Records from a dataset
--- --- ---

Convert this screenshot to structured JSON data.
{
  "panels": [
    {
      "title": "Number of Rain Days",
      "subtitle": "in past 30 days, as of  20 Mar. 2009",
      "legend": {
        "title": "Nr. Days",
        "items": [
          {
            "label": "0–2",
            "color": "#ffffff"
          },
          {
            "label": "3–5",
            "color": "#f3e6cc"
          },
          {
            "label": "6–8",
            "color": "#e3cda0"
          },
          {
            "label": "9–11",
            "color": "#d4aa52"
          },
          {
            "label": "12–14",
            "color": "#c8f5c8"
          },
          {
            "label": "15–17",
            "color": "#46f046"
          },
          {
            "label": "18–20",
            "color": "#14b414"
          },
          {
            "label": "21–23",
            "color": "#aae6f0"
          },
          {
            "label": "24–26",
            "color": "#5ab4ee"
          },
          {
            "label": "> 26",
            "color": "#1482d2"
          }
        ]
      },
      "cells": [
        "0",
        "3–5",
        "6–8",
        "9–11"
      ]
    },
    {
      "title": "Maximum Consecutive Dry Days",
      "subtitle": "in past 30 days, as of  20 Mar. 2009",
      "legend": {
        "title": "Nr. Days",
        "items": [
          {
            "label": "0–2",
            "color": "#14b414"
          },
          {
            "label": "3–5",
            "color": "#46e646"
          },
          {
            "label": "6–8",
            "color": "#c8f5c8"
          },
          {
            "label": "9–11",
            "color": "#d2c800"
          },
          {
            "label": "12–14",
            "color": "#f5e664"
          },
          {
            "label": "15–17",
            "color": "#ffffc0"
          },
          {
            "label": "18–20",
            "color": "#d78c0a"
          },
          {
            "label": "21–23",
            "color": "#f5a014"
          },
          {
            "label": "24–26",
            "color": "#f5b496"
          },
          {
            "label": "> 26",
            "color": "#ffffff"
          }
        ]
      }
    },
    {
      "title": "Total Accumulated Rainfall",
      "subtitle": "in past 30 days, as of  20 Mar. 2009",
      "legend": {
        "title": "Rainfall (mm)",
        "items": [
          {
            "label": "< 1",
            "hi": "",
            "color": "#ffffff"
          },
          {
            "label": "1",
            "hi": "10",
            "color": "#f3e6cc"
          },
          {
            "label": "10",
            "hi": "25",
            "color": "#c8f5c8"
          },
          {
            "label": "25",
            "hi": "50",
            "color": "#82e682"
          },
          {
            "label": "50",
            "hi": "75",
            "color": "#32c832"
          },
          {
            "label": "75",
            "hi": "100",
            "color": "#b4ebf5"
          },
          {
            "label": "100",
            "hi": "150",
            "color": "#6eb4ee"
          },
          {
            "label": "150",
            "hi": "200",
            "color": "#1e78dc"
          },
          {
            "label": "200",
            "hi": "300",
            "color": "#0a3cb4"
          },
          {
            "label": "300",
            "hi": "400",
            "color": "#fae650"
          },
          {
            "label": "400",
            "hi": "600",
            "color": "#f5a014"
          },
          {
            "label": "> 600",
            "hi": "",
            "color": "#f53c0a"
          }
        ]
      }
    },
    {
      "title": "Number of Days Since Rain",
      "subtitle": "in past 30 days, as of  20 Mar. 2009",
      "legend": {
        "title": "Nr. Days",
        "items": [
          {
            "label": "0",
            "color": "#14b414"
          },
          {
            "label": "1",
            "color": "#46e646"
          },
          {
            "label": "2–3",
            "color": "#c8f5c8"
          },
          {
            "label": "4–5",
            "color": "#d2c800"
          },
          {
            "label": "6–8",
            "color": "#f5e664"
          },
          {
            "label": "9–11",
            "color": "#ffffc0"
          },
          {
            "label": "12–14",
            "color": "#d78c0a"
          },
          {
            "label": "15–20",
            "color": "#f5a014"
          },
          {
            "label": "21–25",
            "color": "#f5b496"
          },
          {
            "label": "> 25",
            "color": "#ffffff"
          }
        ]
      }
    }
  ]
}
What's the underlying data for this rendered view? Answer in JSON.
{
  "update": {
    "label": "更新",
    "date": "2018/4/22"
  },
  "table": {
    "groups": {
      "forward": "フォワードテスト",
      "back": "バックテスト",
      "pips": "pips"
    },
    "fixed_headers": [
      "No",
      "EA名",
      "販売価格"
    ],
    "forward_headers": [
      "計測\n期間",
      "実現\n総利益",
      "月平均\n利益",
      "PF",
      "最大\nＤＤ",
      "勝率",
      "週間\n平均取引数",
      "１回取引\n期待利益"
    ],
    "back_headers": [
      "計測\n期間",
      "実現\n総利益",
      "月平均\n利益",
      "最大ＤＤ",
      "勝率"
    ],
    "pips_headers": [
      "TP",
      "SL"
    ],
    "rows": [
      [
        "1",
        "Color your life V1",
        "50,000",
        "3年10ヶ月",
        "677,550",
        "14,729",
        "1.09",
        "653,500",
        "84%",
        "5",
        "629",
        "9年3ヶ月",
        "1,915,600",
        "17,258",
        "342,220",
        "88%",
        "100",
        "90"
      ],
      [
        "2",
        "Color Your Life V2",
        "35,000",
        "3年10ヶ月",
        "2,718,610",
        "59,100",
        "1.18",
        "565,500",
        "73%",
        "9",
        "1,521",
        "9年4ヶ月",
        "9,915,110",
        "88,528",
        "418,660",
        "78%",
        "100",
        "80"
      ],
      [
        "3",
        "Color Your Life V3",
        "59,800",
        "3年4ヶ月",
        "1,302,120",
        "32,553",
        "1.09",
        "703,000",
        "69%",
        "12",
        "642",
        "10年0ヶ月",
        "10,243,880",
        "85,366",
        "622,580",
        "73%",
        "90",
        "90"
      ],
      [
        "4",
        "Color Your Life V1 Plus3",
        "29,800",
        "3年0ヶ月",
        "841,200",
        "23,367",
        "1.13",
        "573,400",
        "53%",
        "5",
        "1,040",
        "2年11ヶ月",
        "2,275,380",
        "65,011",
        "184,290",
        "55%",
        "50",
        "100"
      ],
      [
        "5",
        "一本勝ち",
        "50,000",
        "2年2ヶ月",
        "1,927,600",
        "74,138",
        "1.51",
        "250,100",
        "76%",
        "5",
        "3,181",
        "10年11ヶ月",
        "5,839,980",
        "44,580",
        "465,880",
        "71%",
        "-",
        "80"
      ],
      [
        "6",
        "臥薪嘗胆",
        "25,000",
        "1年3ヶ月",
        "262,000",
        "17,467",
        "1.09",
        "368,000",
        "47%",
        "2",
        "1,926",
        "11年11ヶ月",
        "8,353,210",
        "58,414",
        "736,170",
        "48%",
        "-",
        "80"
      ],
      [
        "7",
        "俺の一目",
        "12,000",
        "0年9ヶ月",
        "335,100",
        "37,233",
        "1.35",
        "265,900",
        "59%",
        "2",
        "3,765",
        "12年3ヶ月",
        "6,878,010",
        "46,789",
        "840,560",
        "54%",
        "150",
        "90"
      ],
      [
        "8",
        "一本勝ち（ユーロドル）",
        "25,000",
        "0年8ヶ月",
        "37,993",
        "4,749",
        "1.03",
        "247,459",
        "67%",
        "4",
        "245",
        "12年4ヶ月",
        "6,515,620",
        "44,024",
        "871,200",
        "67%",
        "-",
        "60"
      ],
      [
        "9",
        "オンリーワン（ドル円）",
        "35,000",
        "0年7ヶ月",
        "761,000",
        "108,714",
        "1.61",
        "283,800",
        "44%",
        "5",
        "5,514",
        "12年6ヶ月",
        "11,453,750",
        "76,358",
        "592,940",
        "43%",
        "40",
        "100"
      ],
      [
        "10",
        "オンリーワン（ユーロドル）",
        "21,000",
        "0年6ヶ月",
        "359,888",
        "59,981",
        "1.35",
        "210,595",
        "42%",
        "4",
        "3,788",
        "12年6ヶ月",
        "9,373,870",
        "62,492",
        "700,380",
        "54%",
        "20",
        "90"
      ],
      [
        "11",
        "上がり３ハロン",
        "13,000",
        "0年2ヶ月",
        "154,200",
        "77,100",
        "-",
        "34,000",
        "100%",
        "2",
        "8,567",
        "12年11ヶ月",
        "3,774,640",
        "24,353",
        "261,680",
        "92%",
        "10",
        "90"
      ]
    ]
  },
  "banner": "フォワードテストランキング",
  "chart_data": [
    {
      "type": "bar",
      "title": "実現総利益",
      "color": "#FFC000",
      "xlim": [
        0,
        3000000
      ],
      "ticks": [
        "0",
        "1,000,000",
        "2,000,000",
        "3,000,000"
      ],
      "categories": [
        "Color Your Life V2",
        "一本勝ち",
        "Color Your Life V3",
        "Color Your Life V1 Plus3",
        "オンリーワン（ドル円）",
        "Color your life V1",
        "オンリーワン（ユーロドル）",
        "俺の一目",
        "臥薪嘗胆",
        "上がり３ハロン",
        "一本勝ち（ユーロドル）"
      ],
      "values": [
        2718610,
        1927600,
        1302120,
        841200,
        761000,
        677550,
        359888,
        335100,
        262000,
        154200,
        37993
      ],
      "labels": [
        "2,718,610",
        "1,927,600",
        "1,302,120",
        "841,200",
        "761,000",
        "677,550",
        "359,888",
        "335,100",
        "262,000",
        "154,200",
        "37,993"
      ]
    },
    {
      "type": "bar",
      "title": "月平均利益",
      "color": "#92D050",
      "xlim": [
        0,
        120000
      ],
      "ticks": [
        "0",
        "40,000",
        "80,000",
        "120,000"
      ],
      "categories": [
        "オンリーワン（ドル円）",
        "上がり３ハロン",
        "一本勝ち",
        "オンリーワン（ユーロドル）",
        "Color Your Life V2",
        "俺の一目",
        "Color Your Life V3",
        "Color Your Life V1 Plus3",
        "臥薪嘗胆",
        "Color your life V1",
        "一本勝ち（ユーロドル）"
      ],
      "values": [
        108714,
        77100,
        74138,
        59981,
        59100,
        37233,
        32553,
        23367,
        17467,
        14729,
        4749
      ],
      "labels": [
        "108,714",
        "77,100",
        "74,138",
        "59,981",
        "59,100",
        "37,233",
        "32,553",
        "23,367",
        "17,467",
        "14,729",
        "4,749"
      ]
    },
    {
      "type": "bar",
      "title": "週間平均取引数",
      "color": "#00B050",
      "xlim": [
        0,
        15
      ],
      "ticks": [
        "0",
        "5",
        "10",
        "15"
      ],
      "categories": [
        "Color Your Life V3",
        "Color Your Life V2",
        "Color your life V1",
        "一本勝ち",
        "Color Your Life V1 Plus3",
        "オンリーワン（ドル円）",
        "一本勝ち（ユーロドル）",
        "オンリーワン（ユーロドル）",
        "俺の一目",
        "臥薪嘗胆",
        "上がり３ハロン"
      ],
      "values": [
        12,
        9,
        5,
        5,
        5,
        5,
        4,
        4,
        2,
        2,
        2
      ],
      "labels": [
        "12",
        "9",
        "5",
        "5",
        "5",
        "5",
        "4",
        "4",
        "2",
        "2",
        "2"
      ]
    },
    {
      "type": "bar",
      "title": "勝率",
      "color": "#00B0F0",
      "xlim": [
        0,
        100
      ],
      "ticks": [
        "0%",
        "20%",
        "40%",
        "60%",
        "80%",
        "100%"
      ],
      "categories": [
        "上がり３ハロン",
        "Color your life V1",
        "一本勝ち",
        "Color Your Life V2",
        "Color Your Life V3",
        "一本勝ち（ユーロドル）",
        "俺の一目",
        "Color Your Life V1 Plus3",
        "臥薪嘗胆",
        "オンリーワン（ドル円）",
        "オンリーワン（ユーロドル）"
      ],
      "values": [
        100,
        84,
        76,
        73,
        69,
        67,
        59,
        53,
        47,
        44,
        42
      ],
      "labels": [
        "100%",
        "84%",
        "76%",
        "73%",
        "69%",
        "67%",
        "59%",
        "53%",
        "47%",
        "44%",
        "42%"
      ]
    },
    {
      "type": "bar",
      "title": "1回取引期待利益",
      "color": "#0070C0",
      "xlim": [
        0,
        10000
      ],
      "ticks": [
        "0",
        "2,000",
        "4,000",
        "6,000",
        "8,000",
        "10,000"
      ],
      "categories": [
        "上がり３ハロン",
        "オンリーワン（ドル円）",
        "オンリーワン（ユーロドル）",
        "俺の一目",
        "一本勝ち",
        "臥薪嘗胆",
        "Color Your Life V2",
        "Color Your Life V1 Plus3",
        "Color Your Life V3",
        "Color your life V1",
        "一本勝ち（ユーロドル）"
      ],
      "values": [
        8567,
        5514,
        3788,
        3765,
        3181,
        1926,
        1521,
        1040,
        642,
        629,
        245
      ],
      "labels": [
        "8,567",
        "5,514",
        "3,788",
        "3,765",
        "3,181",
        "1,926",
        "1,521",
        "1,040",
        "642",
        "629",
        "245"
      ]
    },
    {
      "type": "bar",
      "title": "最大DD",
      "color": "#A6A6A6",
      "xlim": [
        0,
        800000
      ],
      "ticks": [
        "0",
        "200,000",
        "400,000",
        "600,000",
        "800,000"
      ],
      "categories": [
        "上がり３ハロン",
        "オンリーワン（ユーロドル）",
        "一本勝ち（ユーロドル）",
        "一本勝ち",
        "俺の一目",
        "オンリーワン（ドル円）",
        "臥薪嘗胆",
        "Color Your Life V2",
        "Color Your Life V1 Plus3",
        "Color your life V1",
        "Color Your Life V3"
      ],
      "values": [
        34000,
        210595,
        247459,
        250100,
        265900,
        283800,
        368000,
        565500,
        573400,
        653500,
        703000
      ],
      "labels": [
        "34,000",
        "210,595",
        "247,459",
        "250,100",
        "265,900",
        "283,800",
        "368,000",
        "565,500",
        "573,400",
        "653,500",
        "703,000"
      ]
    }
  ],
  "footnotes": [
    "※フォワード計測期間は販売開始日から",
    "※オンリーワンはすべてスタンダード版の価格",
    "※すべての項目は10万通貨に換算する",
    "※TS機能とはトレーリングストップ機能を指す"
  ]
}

--- --- ---

§ What is required: For the entries above, state how many lines contain the word "Rainfall". Provide the number by itself.

§ Written answer: 2